▼

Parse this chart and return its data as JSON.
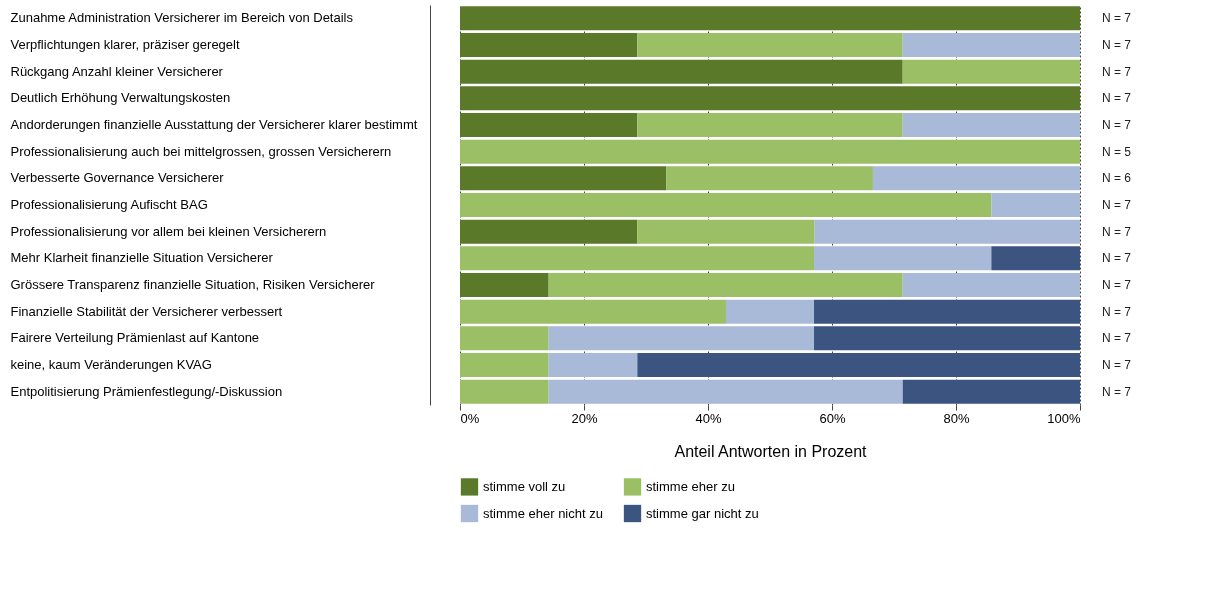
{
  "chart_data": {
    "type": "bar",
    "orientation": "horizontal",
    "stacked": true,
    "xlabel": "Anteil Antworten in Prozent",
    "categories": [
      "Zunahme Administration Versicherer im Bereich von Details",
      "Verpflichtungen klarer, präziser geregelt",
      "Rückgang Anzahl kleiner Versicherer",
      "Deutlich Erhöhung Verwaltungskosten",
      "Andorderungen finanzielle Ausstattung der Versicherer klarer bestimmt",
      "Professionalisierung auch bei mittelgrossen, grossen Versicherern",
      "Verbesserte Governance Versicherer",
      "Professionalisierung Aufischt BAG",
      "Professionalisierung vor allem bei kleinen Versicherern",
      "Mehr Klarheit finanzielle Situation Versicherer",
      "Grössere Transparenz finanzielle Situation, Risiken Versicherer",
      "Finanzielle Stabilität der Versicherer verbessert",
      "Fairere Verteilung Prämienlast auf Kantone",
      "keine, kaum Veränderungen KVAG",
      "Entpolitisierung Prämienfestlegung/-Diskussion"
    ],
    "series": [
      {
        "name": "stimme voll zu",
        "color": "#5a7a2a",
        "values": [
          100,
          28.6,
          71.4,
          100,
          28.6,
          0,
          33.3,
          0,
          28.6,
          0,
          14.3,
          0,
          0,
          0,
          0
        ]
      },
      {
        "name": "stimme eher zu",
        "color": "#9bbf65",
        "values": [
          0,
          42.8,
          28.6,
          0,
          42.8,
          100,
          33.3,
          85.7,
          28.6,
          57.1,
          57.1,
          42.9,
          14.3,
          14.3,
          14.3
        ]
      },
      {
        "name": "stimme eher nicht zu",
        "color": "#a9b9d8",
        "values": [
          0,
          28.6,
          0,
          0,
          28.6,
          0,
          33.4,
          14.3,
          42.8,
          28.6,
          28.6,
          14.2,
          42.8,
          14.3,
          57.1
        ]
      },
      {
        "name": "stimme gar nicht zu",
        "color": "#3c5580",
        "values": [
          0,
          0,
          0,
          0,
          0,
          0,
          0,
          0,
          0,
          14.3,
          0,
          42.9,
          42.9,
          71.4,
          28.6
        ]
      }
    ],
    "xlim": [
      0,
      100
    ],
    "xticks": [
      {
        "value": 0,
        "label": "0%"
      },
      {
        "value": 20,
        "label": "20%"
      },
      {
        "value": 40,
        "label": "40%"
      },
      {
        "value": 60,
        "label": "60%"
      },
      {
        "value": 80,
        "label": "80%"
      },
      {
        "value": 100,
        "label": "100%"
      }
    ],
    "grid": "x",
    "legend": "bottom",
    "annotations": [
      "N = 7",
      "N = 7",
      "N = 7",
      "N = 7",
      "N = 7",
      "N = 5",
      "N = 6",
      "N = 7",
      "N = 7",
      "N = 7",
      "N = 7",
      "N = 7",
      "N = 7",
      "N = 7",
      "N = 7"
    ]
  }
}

▲

* **REQUIREMENT**
Show, from the listing above, each line that contains the word "nicht".

* **RESPONSE**
        "name": "stimme eher nicht zu",
        "name": "stimme gar nicht zu",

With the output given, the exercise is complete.